Output only the lines that run from the line holding "Type out the text in this image." to the end of the data below, including both ends, without any pictures.

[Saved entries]
- - - -

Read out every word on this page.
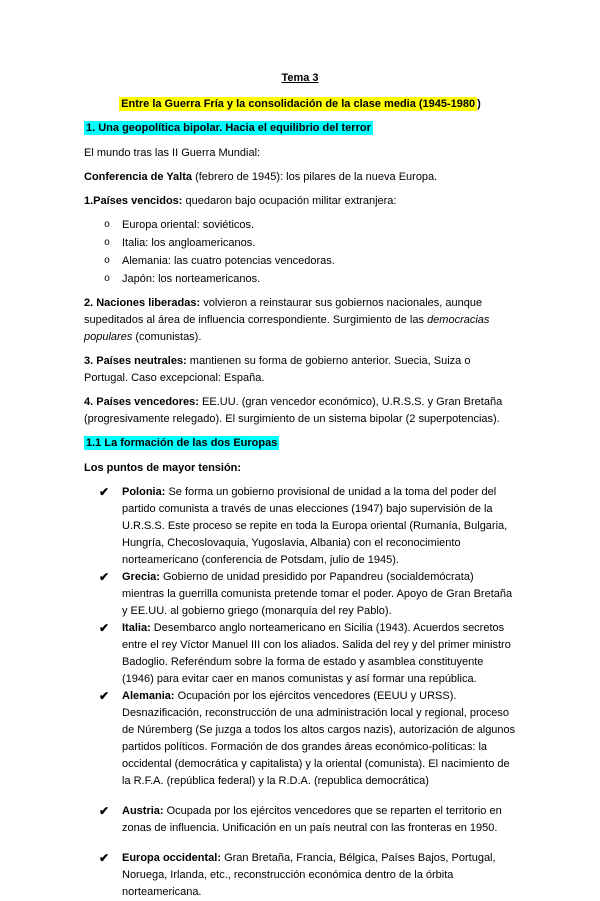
Tema 3
Entre la Guerra Fría y la consolidación de la clase media (1945-1980 )
1. Una geopolítica bipolar. Hacia el equilibrio del terror

El mundo tras las II Guerra Mundial:

Conferencia de Yalta (febrero de 1945): los pilares de la nueva Europa.

1.Países vencidos: quedaron bajo ocupación militar extranjera:

o	Europa oriental: soviéticos.
o	Italia: los angloamericanos.
o	Alemania: las cuatro potencias vencedoras.
o	Japón: los norteamericanos.

2. Naciones liberadas: volvieron a reinstaurar sus gobiernos nacionales, aunque supeditados al área de influencia correspondiente. Surgimiento de las democracias populares (comunistas).

3. Países neutrales: mantienen su forma de gobierno anterior. Suecia, Suiza o Portugal. Caso excepcional: España.

4. Países vencedores: EE.UU. (gran vencedor económico), U.R.S.S. y Gran Bretaña (progresivamente relegado). El surgimiento de un sistema bipolar (2 superpotencias).

1.1 La formación de las dos Europas

Los puntos de mayor tensión:

✔	Polonia: Se forma un gobierno provisional de unidad a la toma del poder del partido comunista a través de unas elecciones (1947) bajo supervisión de la U.R.S.S. Este proceso se repite en toda la Europa oriental (Rumanía, Bulgaria, Hungría, Checoslovaquia, Yugoslavia, Albania) con el reconocimiento norteamericano (conferencia de Potsdam, julio de 1945).
✔	Grecia: Gobierno de unidad presidido por Papandreu (socialdemócrata) mientras la guerrilla comunista pretende tomar el poder. Apoyo de Gran Bretaña y EE.UU. al gobierno griego (monarquía del rey Pablo).
✔	Italia: Desembarco anglo norteamericano en Sicilia (1943). Acuerdos secretos entre el rey Víctor Manuel III con los aliados. Salida del rey y del primer ministro Badoglio. Referéndum sobre la forma de estado y asamblea constituyente (1946) para evitar caer en manos comunistas y así formar una república.
✔	Alemania: Ocupación por los ejércitos vencedores (EEUU y URSS). Desnazificación, reconstrucción de una administración local y regional, proceso de Núremberg (Se juzga a todos los altos cargos nazis), autorización de algunos partidos políticos. Formación de dos grandes áreas económico-políticas: la occidental (democrática y capitalista) y la oriental (comunista). El nacimiento de la R.F.A. (república federal) y la R.D.A. (republica democrática)
✔	Austria: Ocupada por los ejércitos vencedores que se reparten el territorio en zonas de influencia. Unificación en un país neutral con las fronteras en 1950.
✔	Europa occidental: Gran Bretaña, Francia, Bélgica, Países Bajos, Portugal, Noruega, Irlanda, etc., reconstrucción económica dentro de la órbita norteamericana.
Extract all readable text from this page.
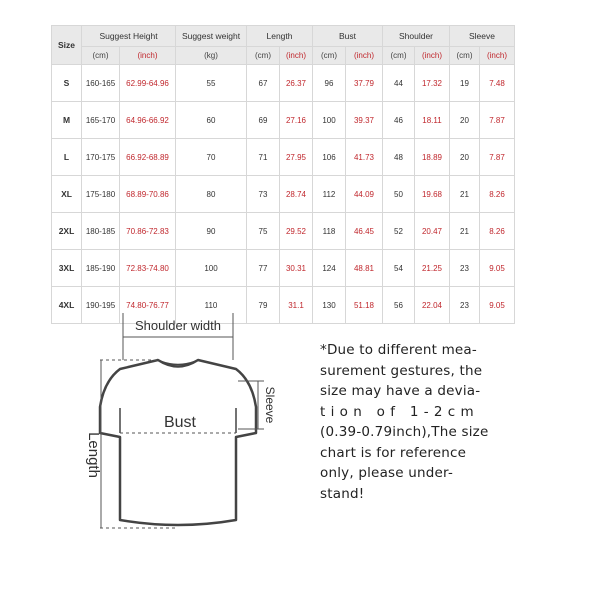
Size	Suggest Height		Suggest weight	Length		Bust		Shoulder		Sleeve	
	(cm)	(inch)	(kg)	(cm)	(inch)	(cm)	(inch)	(cm)	(inch)	(cm)	(inch)
S	160-165	62.99-64.96	55	67	26.37	96	37.79	44	17.32	19	7.48
M	165-170	64.96-66.92	60	69	27.16	100	39.37	46	18.11	20	7.87
L	170-175	66.92-68.89	70	71	27.95	106	41.73	48	18.89	20	7.87
XL	175-180	68.89-70.86	80	73	28.74	112	44.09	50	19.68	21	8.26
2XL	180-185	70.86-72.83	90	75	29.52	118	46.45	52	20.47	21	8.26
3XL	185-190	72.83-74.80	100	77	30.31	124	48.81	54	21.25	23	9.05
4XL	190-195	74.80-76.77	110	79	31.1	130	51.18	56	22.04	23	9.05
Shoulder width
Bust
Length
Sleeve
*Due to different mea-
surement gestures, the
size may have a devia-
tion of 1-2cm
(0.39-0.79inch),The size
chart is for reference
only, please under-
stand!
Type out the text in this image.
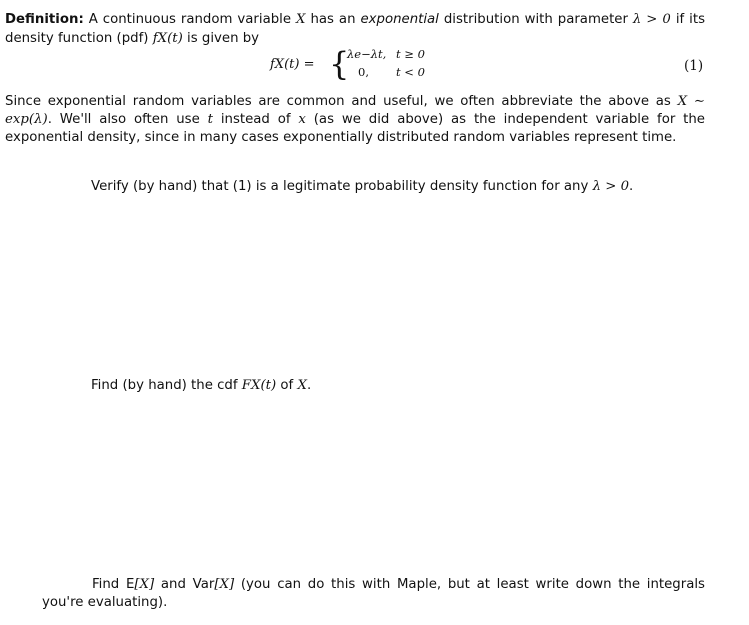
Definition: A continuous random variable X has an exponential distribution with parameter λ > 0 if its density function (pdf) fX(t) is given by
fX(t) = {
λe−λt, t ≥ 0
0, t < 0	(1)
Since exponential random variables are common and useful, we often abbreviate the above as X ∼ exp(λ). We'll also often use t instead of x (as we did above) as the independent variable for the exponential density, since in many cases exponentially distributed random variables represent time.
Verify (by hand) that (1) is a legitimate probability density function for any λ > 0.
Find (by hand) the cdf FX(t) of X.
Find E[X] and Var[X] (you can do this with Maple, but at least write down the integrals you're evaluating).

- - - -

# WORKED SOLUTION
Type out the text in this image.
Definition: A continuous random variable X has an exponential distribution with parameter λ > 0 if its density function (pdf) fX(t) is given by
fX(t) = {
λe−λt, t ≥ 0
0, t < 0	(1)
Since exponential random variables are common and useful, we often abbreviate the above as X ∼ exp(λ). We'll also often use t instead of x (as we did above) as the independent variable for the exponential density, since in many cases exponentially distributed random variables represent time.
Verify (by hand) that (1) is a legitimate probability density function for any λ > 0.
Find (by hand) the cdf FX(t) of X.
Find E[X] and Var[X] (you can do this with Maple, but at least write down the integrals you're evaluating).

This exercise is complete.